# [CONSIGNE]
Prolongez s'il vous plaît le texte sur la Tora et l'humilité en reprenant juste après sa dernière phrase.

# [EXTRAIT À LIRE]
──────
La Tora et l’humilité : un couple éternel – Béhar
Le mont Sinaï symbolise l’abaissement et l’humilité, et on peut apprendre de lui comment s’abaisser devant D-ieu et se conduire humblement, en sachant devant Qui on se tient.
La base de toute la Tora est l’humilité, que l’homme s’abaisse et s’efface devant l’Éternel dans tous ses actes, attitude évoquée par le verset “Que sommes-nous ?” (Exode 16:7-8). Quand il fait preuve d’une humilité absolue devant le Seigneur, c’est alors qu’il peut observer la totalité des mitswoth et atteindre la crainte de l’Éternel, ainsi qu’il est écrit : “La conséquence de l’humilité est la crainte du Ciel” (Proverbes 22:4).
Or on sait que l’humilité s’apprend du mont Sinaï, comme l’ont dit les Sages : “Pourquoi la Tora a-t-elle été donnée au mont Sinaï et non sur une autre montagne (ainsi qu’il est écrit : “Pourquoi jalousez-vous la montagne que D-ieu a désignée pour Sa résidence ?” (Psaumes 68:17)) ? Parce que le mont Sinaï s’est abaissé et a fait preuve d’humilité, c’est pourquoi la Tora a été donnée sur lui” (Sota 5a, Yalqout Chimoni Chemoth 284).
Cela rappelle les paroles de la Guémara : “Pourquoi la Tora a-t-elle été donnée dans le désert ? Pour que l’homme se rende disponible à tous comme le désert” (Nédarim 55a), et on apprend cette attitude du mont Sinaï.
Nous savons qu’il est dit de Moïse : “L’homme Moïse était le plus humble des hommes de la terre” (Nombres 13, 3). Il a appris cette humilité du mont Sinaï, et à ce propos les Sages nous disent : “Moïse a reçu la Tora du Sinaï” (Avoth 1:1), ce qui signifie qu’il l’a reçue à cause de l’humilité apprise du mont Sinaï, au point que dans son immense modestie il a encore dépassé celle de la montagne pour devenir véritablement le plus humble de tous les hommes de la terre. (Nous avons déjà évoqué cette idée en plusieurs endroits dans notre paracha et ce n’est pas ici le moment de s’étendre).
Nous devons faire un raisonnement a fortiori : si une montagne, faite de sable et de pierres et sans intelligence, peut arriver à l’humilité, à combien plus forte raison l’homme qui a l’intelligence et a été créé à l’image et à la ressemblance de D-ieu doit-il arriver à l’humilité et même surpasser celle du mont Sinaï, et combien plus encore un homme qui possède la Tora doit-il y parvenir !
──────
# [LIGNES DE DONNÉES]
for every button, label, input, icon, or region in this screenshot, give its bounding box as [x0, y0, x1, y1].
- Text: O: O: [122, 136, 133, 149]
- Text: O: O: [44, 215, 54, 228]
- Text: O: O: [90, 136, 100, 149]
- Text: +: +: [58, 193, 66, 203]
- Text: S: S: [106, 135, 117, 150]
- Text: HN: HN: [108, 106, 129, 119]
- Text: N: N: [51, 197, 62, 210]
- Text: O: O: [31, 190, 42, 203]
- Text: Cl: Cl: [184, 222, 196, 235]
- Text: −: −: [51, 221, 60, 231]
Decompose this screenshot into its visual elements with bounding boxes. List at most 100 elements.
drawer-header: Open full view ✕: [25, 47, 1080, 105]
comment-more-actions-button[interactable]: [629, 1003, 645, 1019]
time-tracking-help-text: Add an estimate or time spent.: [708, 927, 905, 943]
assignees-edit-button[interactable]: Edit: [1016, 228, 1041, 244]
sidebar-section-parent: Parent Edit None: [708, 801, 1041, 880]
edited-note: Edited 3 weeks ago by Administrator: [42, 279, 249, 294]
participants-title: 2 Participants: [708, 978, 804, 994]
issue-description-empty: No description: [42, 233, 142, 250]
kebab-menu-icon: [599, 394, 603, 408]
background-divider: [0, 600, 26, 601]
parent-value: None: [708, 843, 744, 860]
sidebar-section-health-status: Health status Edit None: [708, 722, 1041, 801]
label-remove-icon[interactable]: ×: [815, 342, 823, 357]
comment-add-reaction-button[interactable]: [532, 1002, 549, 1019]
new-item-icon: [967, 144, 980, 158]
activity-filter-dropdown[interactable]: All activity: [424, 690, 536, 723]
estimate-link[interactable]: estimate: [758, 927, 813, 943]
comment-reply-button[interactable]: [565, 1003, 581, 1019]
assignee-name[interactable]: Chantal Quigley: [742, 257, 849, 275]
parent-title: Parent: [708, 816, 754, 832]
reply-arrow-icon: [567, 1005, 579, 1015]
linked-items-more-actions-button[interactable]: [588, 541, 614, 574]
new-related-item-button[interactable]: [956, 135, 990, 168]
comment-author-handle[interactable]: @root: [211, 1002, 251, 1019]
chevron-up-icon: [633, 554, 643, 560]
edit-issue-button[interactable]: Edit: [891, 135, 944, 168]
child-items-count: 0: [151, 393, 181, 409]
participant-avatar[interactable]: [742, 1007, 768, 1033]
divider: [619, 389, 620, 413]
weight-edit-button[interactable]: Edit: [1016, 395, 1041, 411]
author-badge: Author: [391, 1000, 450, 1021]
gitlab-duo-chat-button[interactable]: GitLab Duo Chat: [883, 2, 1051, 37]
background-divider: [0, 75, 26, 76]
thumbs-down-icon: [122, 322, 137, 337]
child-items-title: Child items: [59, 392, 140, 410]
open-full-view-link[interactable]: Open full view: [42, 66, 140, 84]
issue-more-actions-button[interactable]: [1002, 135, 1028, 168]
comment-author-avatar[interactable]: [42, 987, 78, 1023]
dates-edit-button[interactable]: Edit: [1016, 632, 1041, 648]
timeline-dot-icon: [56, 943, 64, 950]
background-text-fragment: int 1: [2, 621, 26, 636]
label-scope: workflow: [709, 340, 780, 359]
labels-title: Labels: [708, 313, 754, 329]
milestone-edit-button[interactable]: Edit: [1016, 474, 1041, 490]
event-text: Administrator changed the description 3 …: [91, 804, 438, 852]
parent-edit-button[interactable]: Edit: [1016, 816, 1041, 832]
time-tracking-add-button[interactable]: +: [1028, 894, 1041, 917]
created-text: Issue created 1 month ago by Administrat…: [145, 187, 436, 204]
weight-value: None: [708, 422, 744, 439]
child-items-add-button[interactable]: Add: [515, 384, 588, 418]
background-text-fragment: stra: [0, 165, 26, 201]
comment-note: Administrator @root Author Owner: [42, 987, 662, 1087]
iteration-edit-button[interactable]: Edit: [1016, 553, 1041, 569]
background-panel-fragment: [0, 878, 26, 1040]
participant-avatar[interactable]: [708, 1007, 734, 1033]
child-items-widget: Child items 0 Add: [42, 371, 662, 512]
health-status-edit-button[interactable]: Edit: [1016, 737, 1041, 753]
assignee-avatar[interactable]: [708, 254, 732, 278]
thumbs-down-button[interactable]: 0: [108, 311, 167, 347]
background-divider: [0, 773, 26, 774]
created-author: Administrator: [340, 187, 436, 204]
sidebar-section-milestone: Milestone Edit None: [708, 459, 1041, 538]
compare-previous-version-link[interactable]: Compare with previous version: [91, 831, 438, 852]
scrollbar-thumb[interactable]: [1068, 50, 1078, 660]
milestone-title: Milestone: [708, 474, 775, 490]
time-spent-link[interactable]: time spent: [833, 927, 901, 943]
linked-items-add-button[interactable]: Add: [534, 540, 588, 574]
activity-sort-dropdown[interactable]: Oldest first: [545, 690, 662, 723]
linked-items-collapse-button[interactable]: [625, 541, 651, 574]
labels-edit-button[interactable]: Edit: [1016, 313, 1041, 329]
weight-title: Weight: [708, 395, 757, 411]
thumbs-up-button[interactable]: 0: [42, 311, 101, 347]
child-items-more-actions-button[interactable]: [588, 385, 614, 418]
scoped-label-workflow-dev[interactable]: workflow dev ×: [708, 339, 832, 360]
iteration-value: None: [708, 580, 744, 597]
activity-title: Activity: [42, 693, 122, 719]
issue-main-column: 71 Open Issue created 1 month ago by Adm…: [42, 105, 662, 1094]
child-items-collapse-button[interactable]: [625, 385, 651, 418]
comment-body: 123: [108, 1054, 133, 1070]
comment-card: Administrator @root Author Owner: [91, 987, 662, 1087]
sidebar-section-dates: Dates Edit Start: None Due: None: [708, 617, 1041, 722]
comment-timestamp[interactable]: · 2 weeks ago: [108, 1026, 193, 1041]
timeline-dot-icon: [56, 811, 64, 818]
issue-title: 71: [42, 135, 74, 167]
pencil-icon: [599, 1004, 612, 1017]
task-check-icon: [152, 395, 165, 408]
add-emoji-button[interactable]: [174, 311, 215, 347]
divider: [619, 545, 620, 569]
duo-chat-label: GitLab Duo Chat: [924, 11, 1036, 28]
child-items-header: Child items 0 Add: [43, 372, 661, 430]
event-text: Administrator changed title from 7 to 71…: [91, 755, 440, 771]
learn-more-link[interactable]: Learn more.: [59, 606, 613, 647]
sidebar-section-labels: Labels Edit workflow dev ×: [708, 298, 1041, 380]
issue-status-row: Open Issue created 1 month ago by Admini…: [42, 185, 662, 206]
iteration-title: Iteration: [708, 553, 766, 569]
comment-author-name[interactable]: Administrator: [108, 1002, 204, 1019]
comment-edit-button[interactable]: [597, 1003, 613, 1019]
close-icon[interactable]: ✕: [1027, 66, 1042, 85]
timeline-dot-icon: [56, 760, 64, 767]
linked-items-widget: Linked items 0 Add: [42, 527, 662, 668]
──────
# [RÉSULTAT]
Car les Sages ont dit : “Les paroles de Tora ont été comparées à l’eau, ainsi qu’il est dit : “L’eau désigne toujours la Tora” (Baba Kama 17a) et aussi : “De même que l’eau coule d’un endroit élevé vers un endroit plus bas, la Tora ne se maintient que chez celui qui s’efface et se conduit avec humilité” (Ta’anith 7a).
Dans la Tora, le sujet de l’humilité apparaît en plusieurs endroits. Ainsi, qu’y a-t-il pour nous de plus important que le Sanctuaire et le Temple, construits de bois et de pierre, et dont il est pourtant dit : “La gloire de l’Éternel remplit le Sanctuaire” (Exode 40, 34) ?
Ils incarnent l’idée que bien que la gloire de D-ieu remplisse toute la terre (voir Psaumes 72:19), ainsi qu’il est écrit : “Est-ce que Je ne remplis pas tout le ciel et toute la terre, parole de l’Éternel ?” (Jérémie 23, 24) et qu’aucun endroit n’est vide de Lui, ainsi que l’écrit longuement le Rambam dans les principes de la Tora, Il a tout de même choisi de résider uniquement dans une demeure de bois et de pierre.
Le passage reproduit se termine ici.